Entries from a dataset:
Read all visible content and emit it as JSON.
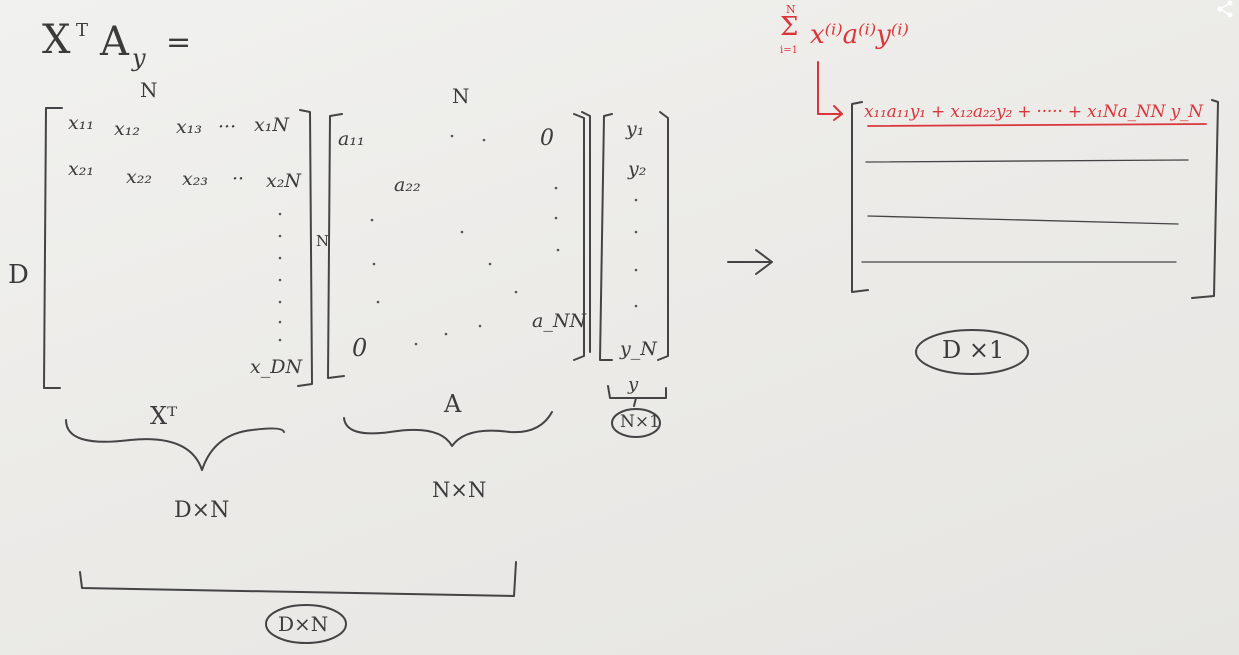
{
  "equation": {
    "lhs": "X",
    "transpose": "T",
    "mid": "A",
    "y_sub": "y",
    "equals": "="
  },
  "matrix_x": {
    "col_label": "N",
    "row_label": "D",
    "r1": [
      "x₁₁",
      "x₁₂",
      "x₁₃",
      "···",
      "x₁N"
    ],
    "r2": [
      "x₂₁",
      "x₂₂",
      "x₂₃",
      "··",
      "x₂N"
    ],
    "last": "x_DN",
    "brace_label": "Xᵀ",
    "dims": "D×N"
  },
  "matrix_a": {
    "col_label": "N",
    "row_label": "N",
    "a11": "a₁₁",
    "a22": "a₂₂",
    "ann": "a_NN",
    "zero_tr": "0",
    "zero_bl": "0",
    "brace_label": "A",
    "dims": "N×N"
  },
  "vector_y": {
    "y1": "y₁",
    "y2": "y₂",
    "yn": "y_N",
    "brace_label": "y",
    "dims": "N×1"
  },
  "product": {
    "dims": "D×N"
  },
  "arrow": "→",
  "result": {
    "sum_top": "N",
    "sum_symbol": "Σ",
    "sum_bottom": "i=1",
    "sum_terms": "x⁽ⁱ⁾a⁽ⁱ⁾y⁽ⁱ⁾",
    "row1": "x₁₁a₁₁y₁ + x₁₂a₂₂y₂ + ····· + x₁Na_NN y_N",
    "dims": "D ×1"
  },
  "colors": {
    "ink": "#3b3b3b",
    "red": "#d9353a",
    "paper": "#ecebe8"
  }
}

▶ BRIEF
Give all the entries again exactly, dropping each picture.

▶ COMPLETE ANSWER
Read all visible content and emit it as JSON.
{
  "equation": {
    "lhs": "X",
    "transpose": "T",
    "mid": "A",
    "y_sub": "y",
    "equals": "="
  },
  "matrix_x": {
    "col_label": "N",
    "row_label": "D",
    "r1": [
      "x₁₁",
      "x₁₂",
      "x₁₃",
      "···",
      "x₁N"
    ],
    "r2": [
      "x₂₁",
      "x₂₂",
      "x₂₃",
      "··",
      "x₂N"
    ],
    "last": "x_DN",
    "brace_label": "Xᵀ",
    "dims": "D×N"
  },
  "matrix_a": {
    "col_label": "N",
    "row_label": "N",
    "a11": "a₁₁",
    "a22": "a₂₂",
    "ann": "a_NN",
    "zero_tr": "0",
    "zero_bl": "0",
    "brace_label": "A",
    "dims": "N×N"
  },
  "vector_y": {
    "y1": "y₁",
    "y2": "y₂",
    "yn": "y_N",
    "brace_label": "y",
    "dims": "N×1"
  },
  "product": {
    "dims": "D×N"
  },
  "arrow": "→",
  "result": {
    "sum_top": "N",
    "sum_symbol": "Σ",
    "sum_bottom": "i=1",
    "sum_terms": "x⁽ⁱ⁾a⁽ⁱ⁾y⁽ⁱ⁾",
    "row1": "x₁₁a₁₁y₁ + x₁₂a₂₂y₂ + ····· + x₁Na_NN y_N",
    "dims": "D ×1"
  },
  "colors": {
    "ink": "#3b3b3b",
    "red": "#d9353a",
    "paper": "#ecebe8"
  }
}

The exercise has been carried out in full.